[MATERIAL TO PROCESS]
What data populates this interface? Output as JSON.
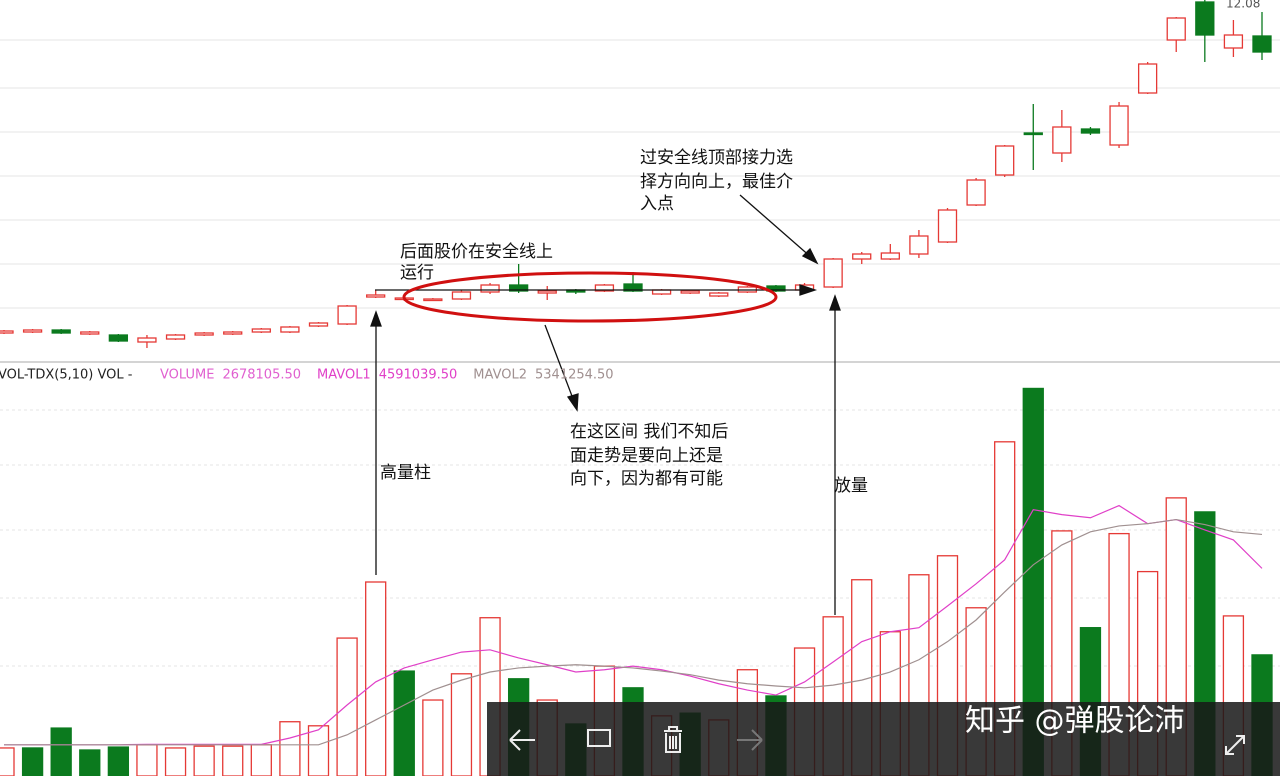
{
  "chart_data": [
    {
      "type": "candlestick",
      "open": [
        5.64,
        5.66,
        5.7,
        5.62,
        5.6,
        5.46,
        5.52,
        5.6,
        5.62,
        5.66,
        5.66,
        5.78,
        5.82,
        6.36,
        6.32,
        6.3,
        6.32,
        6.46,
        6.6,
        6.44,
        6.5,
        6.48,
        6.62,
        6.42,
        6.44,
        6.38,
        6.46,
        6.58,
        6.5,
        6.56,
        7.12,
        7.12,
        7.22,
        7.46,
        8.2,
        8.8,
        9.64,
        9.24,
        9.72,
        9.4,
        10.44,
        11.5,
        12.26,
        11.34,
        11.58
      ],
      "close": [
        5.68,
        5.7,
        5.64,
        5.66,
        5.48,
        5.54,
        5.6,
        5.64,
        5.66,
        5.72,
        5.76,
        5.84,
        6.18,
        6.4,
        6.34,
        6.32,
        6.46,
        6.6,
        6.48,
        6.48,
        6.46,
        6.6,
        6.48,
        6.5,
        6.48,
        6.44,
        6.56,
        6.48,
        6.6,
        7.12,
        7.22,
        7.24,
        7.58,
        8.1,
        8.7,
        9.38,
        9.62,
        9.76,
        9.64,
        10.18,
        11.02,
        11.94,
        11.6,
        11.6,
        11.26
      ],
      "high": [
        5.7,
        5.72,
        5.72,
        5.68,
        5.62,
        5.6,
        5.62,
        5.66,
        5.68,
        5.74,
        5.78,
        5.86,
        6.2,
        6.5,
        6.38,
        6.34,
        6.5,
        6.64,
        7.02,
        6.58,
        6.52,
        6.62,
        6.86,
        6.52,
        6.5,
        6.46,
        6.58,
        6.6,
        6.64,
        7.14,
        7.26,
        7.42,
        7.7,
        8.14,
        8.74,
        9.4,
        10.22,
        10.1,
        9.76,
        10.26,
        11.06,
        11.96,
        12.3,
        11.9,
        12.06
      ],
      "low": [
        5.62,
        5.64,
        5.62,
        5.6,
        5.46,
        5.34,
        5.5,
        5.58,
        5.6,
        5.64,
        5.64,
        5.76,
        5.8,
        6.34,
        6.28,
        6.28,
        6.3,
        6.42,
        6.44,
        6.3,
        6.42,
        6.46,
        6.46,
        6.4,
        6.42,
        6.36,
        6.44,
        6.46,
        6.48,
        6.54,
        7.02,
        7.1,
        7.14,
        7.44,
        8.18,
        8.76,
        8.9,
        9.06,
        9.6,
        9.34,
        10.42,
        11.26,
        11.06,
        11.16,
        11.1
      ],
      "ylim": [
        5.1,
        12.3
      ],
      "up_color": "#e53935",
      "down_color": "#0b7a1e",
      "price_label": "12.08",
      "annotations": {
        "safe_line": [
          "后面股价在安全线上",
          "运行"
        ],
        "entry": [
          "过安全线顶部接力选",
          "择方向向上，最佳介",
          "入点"
        ]
      }
    },
    {
      "type": "bar",
      "indicator": "VOL-TDX(5,10)  VOL -",
      "ylim": [
        0,
        9000000
      ],
      "colors": [
        "#e53935",
        "#0b7a1e",
        "#0b7a1e",
        "#0b7a1e",
        "#0b7a1e",
        "#e53935",
        "#e53935",
        "#e53935",
        "#e53935",
        "#e53935",
        "#e53935",
        "#e53935",
        "#e53935",
        "#e53935",
        "#0b7a1e",
        "#e53935",
        "#e53935",
        "#e53935",
        "#0b7a1e",
        "#e53935",
        "#0b7a1e",
        "#e53935",
        "#0b7a1e",
        "#e53935",
        "#0b7a1e",
        "#e53935",
        "#e53935",
        "#0b7a1e",
        "#e53935",
        "#e53935",
        "#e53935",
        "#e53935",
        "#e53935",
        "#e53935",
        "#e53935",
        "#e53935",
        "#0b7a1e",
        "#e53935",
        "#0b7a1e",
        "#e53935",
        "#e53935",
        "#e53935",
        "#0b7a1e",
        "#e53935",
        "#0b7a1e"
      ],
      "series": [
        {
          "name": "VOLUME",
          "color": "#e060d0",
          "last_label": "2678105.50",
          "values": [
            620000,
            620000,
            1060000,
            575000,
            640000,
            690000,
            620000,
            660000,
            660000,
            690000,
            1200000,
            1110000,
            3050000,
            4290000,
            2320000,
            1680000,
            2260000,
            3500000,
            2150000,
            1680000,
            1150000,
            2430000,
            1950000,
            1330000,
            1390000,
            1240000,
            2350000,
            1770000,
            2830000,
            3520000,
            4340000,
            3190000,
            4450000,
            4870000,
            3720000,
            7390000,
            8570000,
            5420000,
            3280000,
            5360000,
            4520000,
            6150000,
            5840000,
            3540000,
            2678105.5
          ]
        },
        {
          "name": "MAVOL1",
          "color": "#e040c8",
          "last_label": "4591039.50",
          "values": [
            690000,
            690000,
            690000,
            690000,
            690000,
            700000,
            700000,
            700000,
            700000,
            700000,
            840000,
            1020000,
            1570000,
            2080000,
            2390000,
            2570000,
            2740000,
            2790000,
            2610000,
            2460000,
            2300000,
            2350000,
            2430000,
            2350000,
            2210000,
            2040000,
            1900000,
            1790000,
            2080000,
            2520000,
            2970000,
            3190000,
            3280000,
            3760000,
            4250000,
            4780000,
            5890000,
            5780000,
            5710000,
            5980000,
            5580000,
            5670000,
            5440000,
            5220000,
            4591039.5
          ]
        },
        {
          "name": "MAVOL2",
          "color": "#a09090",
          "last_label": "5341254.50",
          "values": [
            690000,
            690000,
            690000,
            690000,
            690000,
            690000,
            690000,
            690000,
            690000,
            690000,
            690000,
            690000,
            910000,
            1240000,
            1570000,
            1900000,
            2120000,
            2300000,
            2390000,
            2430000,
            2460000,
            2430000,
            2390000,
            2320000,
            2240000,
            2120000,
            2040000,
            1990000,
            1950000,
            2010000,
            2120000,
            2300000,
            2570000,
            2970000,
            3450000,
            4070000,
            4670000,
            5110000,
            5400000,
            5530000,
            5580000,
            5670000,
            5560000,
            5400000,
            5341254.5
          ]
        }
      ],
      "annotations": {
        "high_volume": "高量柱",
        "volume_up": "放量",
        "range_note": [
          "在这区间 我们不知后",
          "面走势是要向上还是",
          "向下，因为都有可能"
        ]
      }
    }
  ],
  "overlay": {
    "watermark": "知乎 @弹股论沛"
  }
}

[AIM] Write the listing out a second time exactly, dropping all images.

[THE SOLUTION]
What data populates this interface? Output as JSON.
{
  "chart_data": [
    {
      "type": "candlestick",
      "open": [
        5.64,
        5.66,
        5.7,
        5.62,
        5.6,
        5.46,
        5.52,
        5.6,
        5.62,
        5.66,
        5.66,
        5.78,
        5.82,
        6.36,
        6.32,
        6.3,
        6.32,
        6.46,
        6.6,
        6.44,
        6.5,
        6.48,
        6.62,
        6.42,
        6.44,
        6.38,
        6.46,
        6.58,
        6.5,
        6.56,
        7.12,
        7.12,
        7.22,
        7.46,
        8.2,
        8.8,
        9.64,
        9.24,
        9.72,
        9.4,
        10.44,
        11.5,
        12.26,
        11.34,
        11.58
      ],
      "close": [
        5.68,
        5.7,
        5.64,
        5.66,
        5.48,
        5.54,
        5.6,
        5.64,
        5.66,
        5.72,
        5.76,
        5.84,
        6.18,
        6.4,
        6.34,
        6.32,
        6.46,
        6.6,
        6.48,
        6.48,
        6.46,
        6.6,
        6.48,
        6.5,
        6.48,
        6.44,
        6.56,
        6.48,
        6.6,
        7.12,
        7.22,
        7.24,
        7.58,
        8.1,
        8.7,
        9.38,
        9.62,
        9.76,
        9.64,
        10.18,
        11.02,
        11.94,
        11.6,
        11.6,
        11.26
      ],
      "high": [
        5.7,
        5.72,
        5.72,
        5.68,
        5.62,
        5.6,
        5.62,
        5.66,
        5.68,
        5.74,
        5.78,
        5.86,
        6.2,
        6.5,
        6.38,
        6.34,
        6.5,
        6.64,
        7.02,
        6.58,
        6.52,
        6.62,
        6.86,
        6.52,
        6.5,
        6.46,
        6.58,
        6.6,
        6.64,
        7.14,
        7.26,
        7.42,
        7.7,
        8.14,
        8.74,
        9.4,
        10.22,
        10.1,
        9.76,
        10.26,
        11.06,
        11.96,
        12.3,
        11.9,
        12.06
      ],
      "low": [
        5.62,
        5.64,
        5.62,
        5.6,
        5.46,
        5.34,
        5.5,
        5.58,
        5.6,
        5.64,
        5.64,
        5.76,
        5.8,
        6.34,
        6.28,
        6.28,
        6.3,
        6.42,
        6.44,
        6.3,
        6.42,
        6.46,
        6.46,
        6.4,
        6.42,
        6.36,
        6.44,
        6.46,
        6.48,
        6.54,
        7.02,
        7.1,
        7.14,
        7.44,
        8.18,
        8.76,
        8.9,
        9.06,
        9.6,
        9.34,
        10.42,
        11.26,
        11.06,
        11.16,
        11.1
      ],
      "ylim": [
        5.1,
        12.3
      ],
      "up_color": "#e53935",
      "down_color": "#0b7a1e",
      "price_label": "12.08",
      "annotations": {
        "safe_line": [
          "后面股价在安全线上",
          "运行"
        ],
        "entry": [
          "过安全线顶部接力选",
          "择方向向上，最佳介",
          "入点"
        ]
      }
    },
    {
      "type": "bar",
      "indicator": "VOL-TDX(5,10)  VOL -",
      "ylim": [
        0,
        9000000
      ],
      "colors": [
        "#e53935",
        "#0b7a1e",
        "#0b7a1e",
        "#0b7a1e",
        "#0b7a1e",
        "#e53935",
        "#e53935",
        "#e53935",
        "#e53935",
        "#e53935",
        "#e53935",
        "#e53935",
        "#e53935",
        "#e53935",
        "#0b7a1e",
        "#e53935",
        "#e53935",
        "#e53935",
        "#0b7a1e",
        "#e53935",
        "#0b7a1e",
        "#e53935",
        "#0b7a1e",
        "#e53935",
        "#0b7a1e",
        "#e53935",
        "#e53935",
        "#0b7a1e",
        "#e53935",
        "#e53935",
        "#e53935",
        "#e53935",
        "#e53935",
        "#e53935",
        "#e53935",
        "#e53935",
        "#0b7a1e",
        "#e53935",
        "#0b7a1e",
        "#e53935",
        "#e53935",
        "#e53935",
        "#0b7a1e",
        "#e53935",
        "#0b7a1e"
      ],
      "series": [
        {
          "name": "VOLUME",
          "color": "#e060d0",
          "last_label": "2678105.50",
          "values": [
            620000,
            620000,
            1060000,
            575000,
            640000,
            690000,
            620000,
            660000,
            660000,
            690000,
            1200000,
            1110000,
            3050000,
            4290000,
            2320000,
            1680000,
            2260000,
            3500000,
            2150000,
            1680000,
            1150000,
            2430000,
            1950000,
            1330000,
            1390000,
            1240000,
            2350000,
            1770000,
            2830000,
            3520000,
            4340000,
            3190000,
            4450000,
            4870000,
            3720000,
            7390000,
            8570000,
            5420000,
            3280000,
            5360000,
            4520000,
            6150000,
            5840000,
            3540000,
            2678105.5
          ]
        },
        {
          "name": "MAVOL1",
          "color": "#e040c8",
          "last_label": "4591039.50",
          "values": [
            690000,
            690000,
            690000,
            690000,
            690000,
            700000,
            700000,
            700000,
            700000,
            700000,
            840000,
            1020000,
            1570000,
            2080000,
            2390000,
            2570000,
            2740000,
            2790000,
            2610000,
            2460000,
            2300000,
            2350000,
            2430000,
            2350000,
            2210000,
            2040000,
            1900000,
            1790000,
            2080000,
            2520000,
            2970000,
            3190000,
            3280000,
            3760000,
            4250000,
            4780000,
            5890000,
            5780000,
            5710000,
            5980000,
            5580000,
            5670000,
            5440000,
            5220000,
            4591039.5
          ]
        },
        {
          "name": "MAVOL2",
          "color": "#a09090",
          "last_label": "5341254.50",
          "values": [
            690000,
            690000,
            690000,
            690000,
            690000,
            690000,
            690000,
            690000,
            690000,
            690000,
            690000,
            690000,
            910000,
            1240000,
            1570000,
            1900000,
            2120000,
            2300000,
            2390000,
            2430000,
            2460000,
            2430000,
            2390000,
            2320000,
            2240000,
            2120000,
            2040000,
            1990000,
            1950000,
            2010000,
            2120000,
            2300000,
            2570000,
            2970000,
            3450000,
            4070000,
            4670000,
            5110000,
            5400000,
            5530000,
            5580000,
            5670000,
            5560000,
            5400000,
            5341254.5
          ]
        }
      ],
      "annotations": {
        "high_volume": "高量柱",
        "volume_up": "放量",
        "range_note": [
          "在这区间 我们不知后",
          "面走势是要向上还是",
          "向下，因为都有可能"
        ]
      }
    }
  ],
  "overlay": {
    "watermark": "知乎 @弹股论沛"
  }
}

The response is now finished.